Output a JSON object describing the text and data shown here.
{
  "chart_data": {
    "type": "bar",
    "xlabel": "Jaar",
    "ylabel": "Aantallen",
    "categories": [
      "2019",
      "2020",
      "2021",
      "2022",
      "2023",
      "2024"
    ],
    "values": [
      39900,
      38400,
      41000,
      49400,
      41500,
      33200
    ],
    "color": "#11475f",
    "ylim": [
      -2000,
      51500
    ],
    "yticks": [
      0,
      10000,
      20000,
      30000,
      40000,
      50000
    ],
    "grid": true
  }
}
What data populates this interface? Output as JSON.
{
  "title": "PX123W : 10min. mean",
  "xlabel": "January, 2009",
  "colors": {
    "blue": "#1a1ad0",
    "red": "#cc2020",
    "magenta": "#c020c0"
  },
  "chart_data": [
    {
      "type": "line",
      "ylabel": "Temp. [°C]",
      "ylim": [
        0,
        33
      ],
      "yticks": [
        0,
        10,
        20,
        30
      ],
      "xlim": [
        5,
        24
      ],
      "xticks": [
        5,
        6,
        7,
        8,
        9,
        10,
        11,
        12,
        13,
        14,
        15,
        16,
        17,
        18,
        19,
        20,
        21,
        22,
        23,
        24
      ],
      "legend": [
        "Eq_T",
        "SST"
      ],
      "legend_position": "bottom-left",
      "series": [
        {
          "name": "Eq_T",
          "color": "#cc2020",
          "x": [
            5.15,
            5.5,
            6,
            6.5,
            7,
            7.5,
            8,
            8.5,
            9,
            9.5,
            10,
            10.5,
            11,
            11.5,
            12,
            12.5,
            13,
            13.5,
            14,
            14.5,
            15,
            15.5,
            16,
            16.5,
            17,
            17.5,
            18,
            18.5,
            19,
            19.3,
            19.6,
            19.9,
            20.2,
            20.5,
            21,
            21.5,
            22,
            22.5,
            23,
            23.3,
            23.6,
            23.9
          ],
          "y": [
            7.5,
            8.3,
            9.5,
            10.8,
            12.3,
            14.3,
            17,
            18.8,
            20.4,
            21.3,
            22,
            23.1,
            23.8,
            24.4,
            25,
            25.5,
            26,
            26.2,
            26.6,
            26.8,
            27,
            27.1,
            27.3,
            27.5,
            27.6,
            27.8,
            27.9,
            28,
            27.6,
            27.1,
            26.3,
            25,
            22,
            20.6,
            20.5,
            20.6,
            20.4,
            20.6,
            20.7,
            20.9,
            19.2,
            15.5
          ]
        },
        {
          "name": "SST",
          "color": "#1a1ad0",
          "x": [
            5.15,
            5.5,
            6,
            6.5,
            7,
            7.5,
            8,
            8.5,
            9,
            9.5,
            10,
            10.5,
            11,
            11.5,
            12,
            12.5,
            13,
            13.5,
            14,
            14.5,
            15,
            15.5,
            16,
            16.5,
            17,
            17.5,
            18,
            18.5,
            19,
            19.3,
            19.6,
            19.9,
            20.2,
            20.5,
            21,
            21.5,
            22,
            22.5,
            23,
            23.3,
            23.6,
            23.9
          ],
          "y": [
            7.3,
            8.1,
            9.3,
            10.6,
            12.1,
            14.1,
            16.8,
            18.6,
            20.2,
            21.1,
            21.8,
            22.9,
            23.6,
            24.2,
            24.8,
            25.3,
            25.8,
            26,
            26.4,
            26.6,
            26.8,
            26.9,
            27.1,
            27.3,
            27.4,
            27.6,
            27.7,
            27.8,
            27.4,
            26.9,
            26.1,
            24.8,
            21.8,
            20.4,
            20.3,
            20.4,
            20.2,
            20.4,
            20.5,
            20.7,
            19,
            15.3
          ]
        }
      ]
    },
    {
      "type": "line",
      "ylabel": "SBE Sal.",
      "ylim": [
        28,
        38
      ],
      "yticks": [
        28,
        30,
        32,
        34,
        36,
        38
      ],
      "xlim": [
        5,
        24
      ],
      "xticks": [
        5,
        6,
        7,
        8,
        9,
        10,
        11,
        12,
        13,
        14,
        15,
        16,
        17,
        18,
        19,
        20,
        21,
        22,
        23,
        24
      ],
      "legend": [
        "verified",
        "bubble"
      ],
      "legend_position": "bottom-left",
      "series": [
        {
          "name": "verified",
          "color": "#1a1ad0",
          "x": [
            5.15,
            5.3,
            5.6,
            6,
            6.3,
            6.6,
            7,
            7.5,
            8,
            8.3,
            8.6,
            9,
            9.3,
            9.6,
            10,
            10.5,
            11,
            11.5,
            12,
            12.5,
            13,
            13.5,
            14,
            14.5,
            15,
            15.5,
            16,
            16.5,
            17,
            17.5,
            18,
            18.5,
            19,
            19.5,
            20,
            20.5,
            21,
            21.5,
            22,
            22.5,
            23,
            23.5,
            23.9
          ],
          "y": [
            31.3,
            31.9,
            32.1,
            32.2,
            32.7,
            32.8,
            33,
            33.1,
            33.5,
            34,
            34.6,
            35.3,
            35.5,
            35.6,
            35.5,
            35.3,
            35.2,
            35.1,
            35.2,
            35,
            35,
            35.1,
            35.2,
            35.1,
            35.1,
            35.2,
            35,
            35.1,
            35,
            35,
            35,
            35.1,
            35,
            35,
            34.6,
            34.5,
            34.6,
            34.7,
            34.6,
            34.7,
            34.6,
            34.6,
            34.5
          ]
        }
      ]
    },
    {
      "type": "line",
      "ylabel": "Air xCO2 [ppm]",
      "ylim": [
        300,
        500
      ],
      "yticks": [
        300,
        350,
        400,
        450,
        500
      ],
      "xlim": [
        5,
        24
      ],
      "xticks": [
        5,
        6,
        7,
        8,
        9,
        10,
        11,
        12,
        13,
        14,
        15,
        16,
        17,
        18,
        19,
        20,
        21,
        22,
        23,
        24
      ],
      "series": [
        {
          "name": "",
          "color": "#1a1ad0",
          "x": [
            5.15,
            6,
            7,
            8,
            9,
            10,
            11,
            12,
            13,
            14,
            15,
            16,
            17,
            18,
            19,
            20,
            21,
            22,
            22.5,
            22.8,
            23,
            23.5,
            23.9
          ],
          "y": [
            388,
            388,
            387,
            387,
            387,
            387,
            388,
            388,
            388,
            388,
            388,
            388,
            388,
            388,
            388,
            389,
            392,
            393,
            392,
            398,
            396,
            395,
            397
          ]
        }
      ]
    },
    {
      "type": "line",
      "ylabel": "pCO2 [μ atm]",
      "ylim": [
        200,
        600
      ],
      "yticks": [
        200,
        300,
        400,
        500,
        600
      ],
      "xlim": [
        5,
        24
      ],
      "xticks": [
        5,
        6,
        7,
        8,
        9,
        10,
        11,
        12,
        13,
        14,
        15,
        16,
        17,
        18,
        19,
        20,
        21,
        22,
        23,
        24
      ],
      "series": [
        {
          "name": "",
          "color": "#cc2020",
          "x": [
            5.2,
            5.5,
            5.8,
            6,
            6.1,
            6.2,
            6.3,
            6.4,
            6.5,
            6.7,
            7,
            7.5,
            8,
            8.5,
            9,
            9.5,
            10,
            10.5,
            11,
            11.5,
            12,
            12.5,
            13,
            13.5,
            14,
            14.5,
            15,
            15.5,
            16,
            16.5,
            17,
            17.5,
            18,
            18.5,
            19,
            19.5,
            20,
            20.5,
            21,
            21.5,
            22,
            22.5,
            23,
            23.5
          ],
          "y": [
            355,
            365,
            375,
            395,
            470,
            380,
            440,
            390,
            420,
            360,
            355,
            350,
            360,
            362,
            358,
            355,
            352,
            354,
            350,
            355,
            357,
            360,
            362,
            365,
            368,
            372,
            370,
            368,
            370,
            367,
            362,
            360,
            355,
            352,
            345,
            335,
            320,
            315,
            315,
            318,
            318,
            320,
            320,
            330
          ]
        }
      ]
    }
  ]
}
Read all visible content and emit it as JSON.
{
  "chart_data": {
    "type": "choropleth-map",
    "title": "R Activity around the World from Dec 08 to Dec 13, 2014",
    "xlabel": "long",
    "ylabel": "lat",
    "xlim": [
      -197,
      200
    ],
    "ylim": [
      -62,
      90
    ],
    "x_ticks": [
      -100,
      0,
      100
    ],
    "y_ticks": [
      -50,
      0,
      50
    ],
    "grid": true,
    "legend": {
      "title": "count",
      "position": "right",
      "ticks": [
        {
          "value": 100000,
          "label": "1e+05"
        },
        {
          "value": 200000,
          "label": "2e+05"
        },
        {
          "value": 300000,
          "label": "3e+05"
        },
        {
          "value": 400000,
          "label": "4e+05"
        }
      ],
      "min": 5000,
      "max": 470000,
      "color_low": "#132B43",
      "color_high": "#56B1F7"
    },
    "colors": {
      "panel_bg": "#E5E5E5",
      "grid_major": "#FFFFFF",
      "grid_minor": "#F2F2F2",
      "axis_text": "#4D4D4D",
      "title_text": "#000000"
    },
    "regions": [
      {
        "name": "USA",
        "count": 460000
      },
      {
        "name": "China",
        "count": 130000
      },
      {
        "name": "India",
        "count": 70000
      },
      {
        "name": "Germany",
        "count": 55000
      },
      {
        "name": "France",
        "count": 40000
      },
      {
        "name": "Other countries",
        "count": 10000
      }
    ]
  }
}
····················
» Exercise requirements:
Give every line of the material that includes the string "name".

» Final answer:
          "name": "Eq_T",
          "name": "SST",
          "name": "verified",
          "name": "",
          "name": "",
        "name": "USA",
        "name": "China",
        "name": "India",
        "name": "Germany",
        "name": "France",
        "name": "Other countries",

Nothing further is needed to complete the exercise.